(Entries from a visual dataset)

◇ ◇ ◇

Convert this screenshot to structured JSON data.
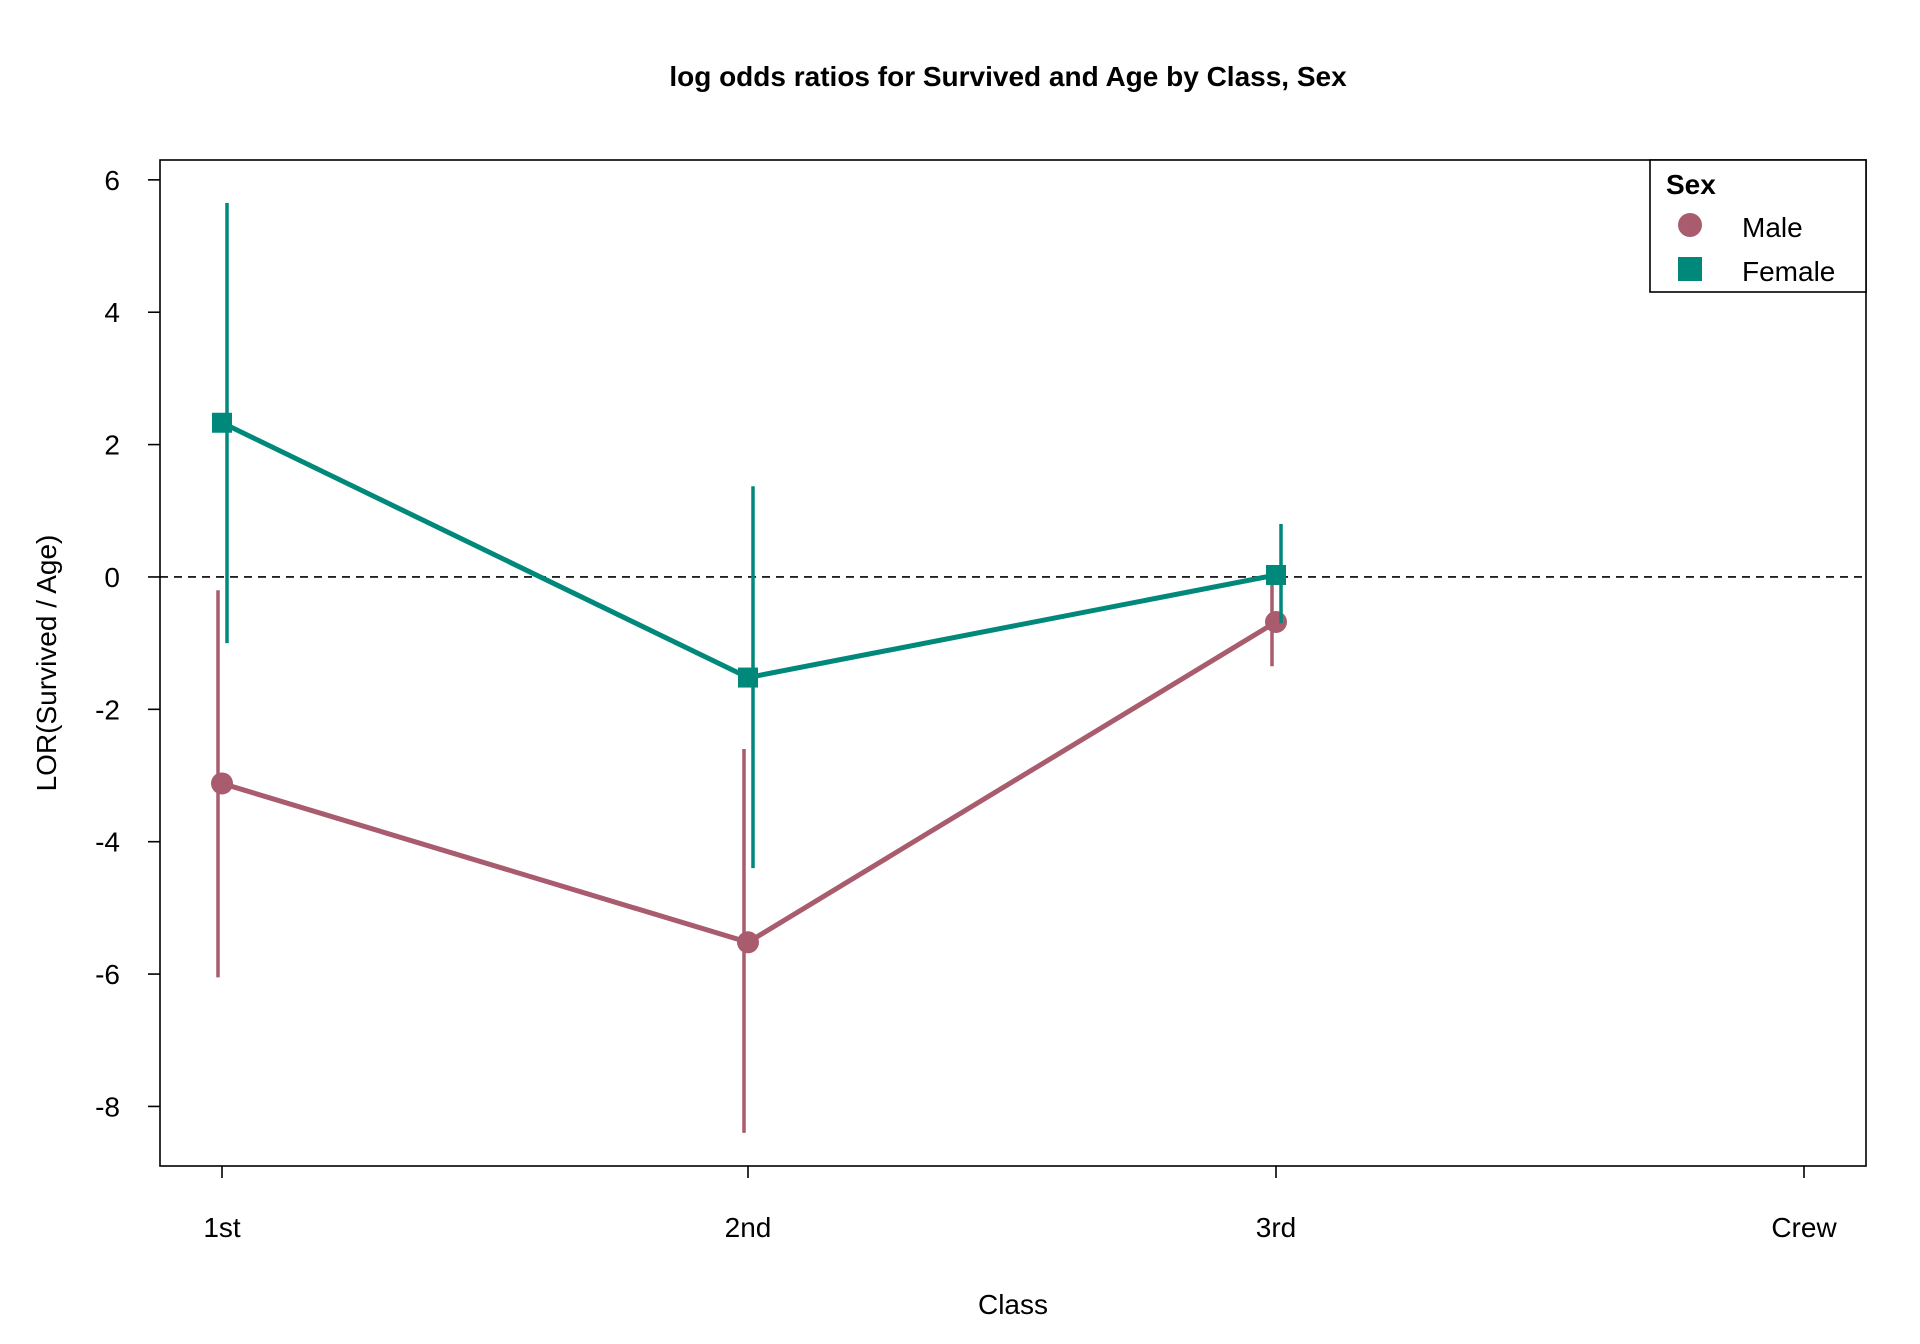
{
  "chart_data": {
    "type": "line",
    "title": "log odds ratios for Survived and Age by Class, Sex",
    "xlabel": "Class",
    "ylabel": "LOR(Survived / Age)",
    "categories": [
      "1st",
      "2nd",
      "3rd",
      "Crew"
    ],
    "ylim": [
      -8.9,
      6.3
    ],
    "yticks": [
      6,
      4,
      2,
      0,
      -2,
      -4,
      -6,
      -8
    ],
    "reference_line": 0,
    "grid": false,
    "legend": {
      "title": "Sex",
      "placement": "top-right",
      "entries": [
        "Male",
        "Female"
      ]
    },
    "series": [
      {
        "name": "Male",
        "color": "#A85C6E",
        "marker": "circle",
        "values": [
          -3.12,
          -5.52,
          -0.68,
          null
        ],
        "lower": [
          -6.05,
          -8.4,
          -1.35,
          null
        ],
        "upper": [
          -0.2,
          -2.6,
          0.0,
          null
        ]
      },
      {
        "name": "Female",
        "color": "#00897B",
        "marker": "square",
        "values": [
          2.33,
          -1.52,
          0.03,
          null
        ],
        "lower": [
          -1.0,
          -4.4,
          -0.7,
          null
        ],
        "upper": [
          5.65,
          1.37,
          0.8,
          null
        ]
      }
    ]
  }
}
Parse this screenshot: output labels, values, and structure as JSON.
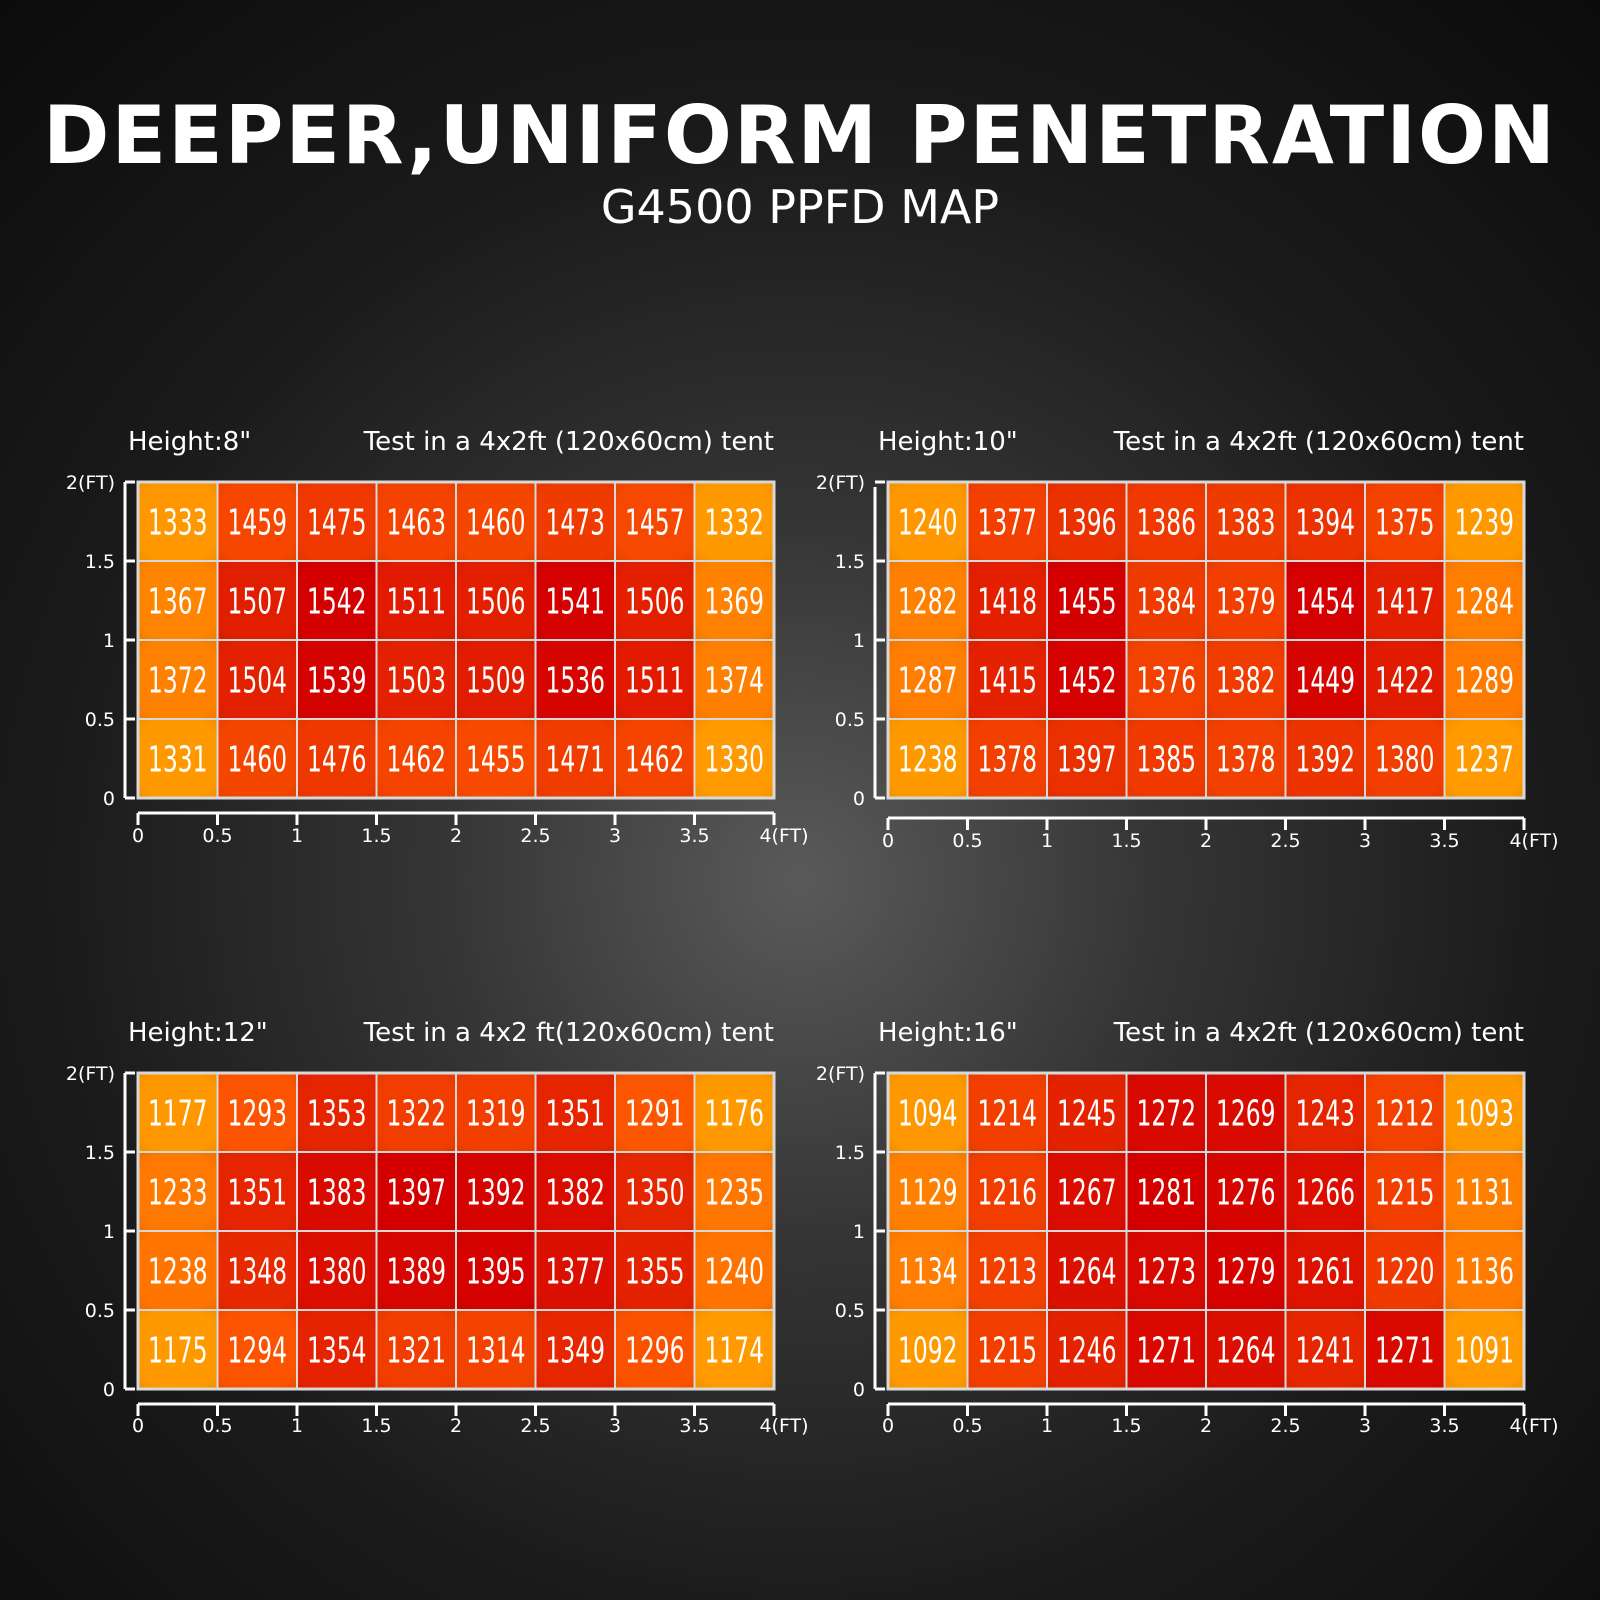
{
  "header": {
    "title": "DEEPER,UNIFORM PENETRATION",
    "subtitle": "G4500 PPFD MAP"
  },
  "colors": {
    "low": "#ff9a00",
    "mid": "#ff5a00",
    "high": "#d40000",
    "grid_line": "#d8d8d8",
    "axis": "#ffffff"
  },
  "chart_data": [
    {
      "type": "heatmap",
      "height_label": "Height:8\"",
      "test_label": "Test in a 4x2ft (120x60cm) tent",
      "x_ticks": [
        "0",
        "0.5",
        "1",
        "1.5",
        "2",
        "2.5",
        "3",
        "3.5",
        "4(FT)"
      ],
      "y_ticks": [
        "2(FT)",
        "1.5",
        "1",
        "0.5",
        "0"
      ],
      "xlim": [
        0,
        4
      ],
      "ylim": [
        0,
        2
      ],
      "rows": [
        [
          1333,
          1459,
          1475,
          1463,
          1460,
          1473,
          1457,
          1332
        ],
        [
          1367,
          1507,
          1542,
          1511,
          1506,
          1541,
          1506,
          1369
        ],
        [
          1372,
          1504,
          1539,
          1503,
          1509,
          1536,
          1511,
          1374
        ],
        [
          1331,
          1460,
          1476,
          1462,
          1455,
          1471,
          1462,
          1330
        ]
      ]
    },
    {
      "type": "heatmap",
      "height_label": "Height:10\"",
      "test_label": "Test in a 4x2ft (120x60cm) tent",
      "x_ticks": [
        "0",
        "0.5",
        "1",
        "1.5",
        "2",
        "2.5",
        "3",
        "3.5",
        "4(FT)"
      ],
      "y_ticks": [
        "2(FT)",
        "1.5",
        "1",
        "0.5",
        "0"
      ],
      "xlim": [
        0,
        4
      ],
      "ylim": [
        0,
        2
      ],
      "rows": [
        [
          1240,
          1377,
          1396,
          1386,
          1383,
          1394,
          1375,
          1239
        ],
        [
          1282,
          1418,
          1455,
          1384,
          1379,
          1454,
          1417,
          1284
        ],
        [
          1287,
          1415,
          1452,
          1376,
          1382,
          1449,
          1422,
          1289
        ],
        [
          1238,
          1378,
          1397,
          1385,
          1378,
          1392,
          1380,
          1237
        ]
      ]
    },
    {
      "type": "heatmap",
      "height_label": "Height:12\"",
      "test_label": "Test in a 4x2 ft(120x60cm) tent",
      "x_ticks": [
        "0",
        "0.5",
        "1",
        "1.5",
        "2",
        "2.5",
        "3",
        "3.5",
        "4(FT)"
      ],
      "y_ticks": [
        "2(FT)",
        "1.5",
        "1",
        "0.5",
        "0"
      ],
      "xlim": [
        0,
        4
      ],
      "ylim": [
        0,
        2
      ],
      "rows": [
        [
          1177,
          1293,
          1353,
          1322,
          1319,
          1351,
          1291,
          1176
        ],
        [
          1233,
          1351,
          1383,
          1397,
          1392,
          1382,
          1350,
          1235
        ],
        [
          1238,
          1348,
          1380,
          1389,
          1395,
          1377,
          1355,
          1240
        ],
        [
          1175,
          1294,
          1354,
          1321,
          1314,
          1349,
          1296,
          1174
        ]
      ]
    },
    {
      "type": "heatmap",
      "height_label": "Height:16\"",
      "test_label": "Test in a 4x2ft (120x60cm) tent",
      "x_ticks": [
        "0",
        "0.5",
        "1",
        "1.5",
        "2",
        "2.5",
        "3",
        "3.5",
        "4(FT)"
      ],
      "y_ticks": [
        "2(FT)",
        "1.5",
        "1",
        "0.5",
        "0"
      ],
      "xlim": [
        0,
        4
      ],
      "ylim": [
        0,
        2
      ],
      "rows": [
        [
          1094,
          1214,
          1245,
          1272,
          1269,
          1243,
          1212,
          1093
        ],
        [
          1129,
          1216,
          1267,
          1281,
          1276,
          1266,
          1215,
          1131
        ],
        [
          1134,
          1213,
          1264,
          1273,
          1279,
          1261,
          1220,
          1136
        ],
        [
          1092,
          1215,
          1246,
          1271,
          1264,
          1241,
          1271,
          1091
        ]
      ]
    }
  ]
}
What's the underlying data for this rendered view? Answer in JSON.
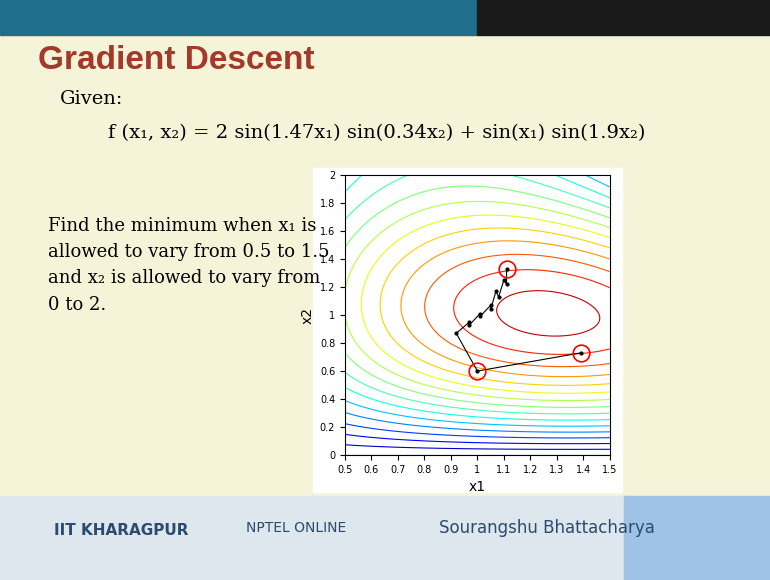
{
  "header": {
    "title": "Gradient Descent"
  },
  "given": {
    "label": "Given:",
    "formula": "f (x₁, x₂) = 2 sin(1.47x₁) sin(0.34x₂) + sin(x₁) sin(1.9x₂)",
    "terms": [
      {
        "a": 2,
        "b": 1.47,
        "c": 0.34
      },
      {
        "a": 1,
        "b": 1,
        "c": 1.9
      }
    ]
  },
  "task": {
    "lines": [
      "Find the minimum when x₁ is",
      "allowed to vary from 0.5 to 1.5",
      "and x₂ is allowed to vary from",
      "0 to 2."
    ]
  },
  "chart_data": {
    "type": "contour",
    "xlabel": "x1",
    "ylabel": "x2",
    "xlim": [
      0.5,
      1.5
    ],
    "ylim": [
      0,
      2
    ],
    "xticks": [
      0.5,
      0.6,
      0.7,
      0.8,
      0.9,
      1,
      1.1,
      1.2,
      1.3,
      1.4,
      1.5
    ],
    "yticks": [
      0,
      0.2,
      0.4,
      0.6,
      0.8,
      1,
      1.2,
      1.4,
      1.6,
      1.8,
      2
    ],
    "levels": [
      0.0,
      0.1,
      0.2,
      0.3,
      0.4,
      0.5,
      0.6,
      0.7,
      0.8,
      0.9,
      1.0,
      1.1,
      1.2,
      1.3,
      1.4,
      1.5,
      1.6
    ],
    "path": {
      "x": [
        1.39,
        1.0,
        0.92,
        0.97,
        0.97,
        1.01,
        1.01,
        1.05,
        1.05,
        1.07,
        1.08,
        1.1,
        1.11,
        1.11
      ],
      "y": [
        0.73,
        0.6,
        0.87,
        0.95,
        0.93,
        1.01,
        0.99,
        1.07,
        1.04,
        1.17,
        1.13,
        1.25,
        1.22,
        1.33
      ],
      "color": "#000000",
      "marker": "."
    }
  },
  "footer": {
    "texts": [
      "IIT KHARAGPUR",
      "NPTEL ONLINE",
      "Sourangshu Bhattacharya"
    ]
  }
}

◇ ◇ ◇

What you are asked to do: Retype exactly the lines above, starting at the line containing "What's the underlying" and ending with the last line, both included; leave out the pictures.

Result of this task:
What's the underlying data for this rendered view? Answer in JSON.
{
  "header": {
    "title": "Gradient Descent"
  },
  "given": {
    "label": "Given:",
    "formula": "f (x₁, x₂) = 2 sin(1.47x₁) sin(0.34x₂) + sin(x₁) sin(1.9x₂)",
    "terms": [
      {
        "a": 2,
        "b": 1.47,
        "c": 0.34
      },
      {
        "a": 1,
        "b": 1,
        "c": 1.9
      }
    ]
  },
  "task": {
    "lines": [
      "Find the minimum when x₁ is",
      "allowed to vary from 0.5 to 1.5",
      "and x₂ is allowed to vary from",
      "0 to 2."
    ]
  },
  "chart_data": {
    "type": "contour",
    "xlabel": "x1",
    "ylabel": "x2",
    "xlim": [
      0.5,
      1.5
    ],
    "ylim": [
      0,
      2
    ],
    "xticks": [
      0.5,
      0.6,
      0.7,
      0.8,
      0.9,
      1,
      1.1,
      1.2,
      1.3,
      1.4,
      1.5
    ],
    "yticks": [
      0,
      0.2,
      0.4,
      0.6,
      0.8,
      1,
      1.2,
      1.4,
      1.6,
      1.8,
      2
    ],
    "levels": [
      0.0,
      0.1,
      0.2,
      0.3,
      0.4,
      0.5,
      0.6,
      0.7,
      0.8,
      0.9,
      1.0,
      1.1,
      1.2,
      1.3,
      1.4,
      1.5,
      1.6
    ],
    "path": {
      "x": [
        1.39,
        1.0,
        0.92,
        0.97,
        0.97,
        1.01,
        1.01,
        1.05,
        1.05,
        1.07,
        1.08,
        1.1,
        1.11,
        1.11
      ],
      "y": [
        0.73,
        0.6,
        0.87,
        0.95,
        0.93,
        1.01,
        0.99,
        1.07,
        1.04,
        1.17,
        1.13,
        1.25,
        1.22,
        1.33
      ],
      "color": "#000000",
      "marker": "."
    }
  },
  "footer": {
    "texts": [
      "IIT KHARAGPUR",
      "NPTEL ONLINE",
      "Sourangshu Bhattacharya"
    ]
  }
}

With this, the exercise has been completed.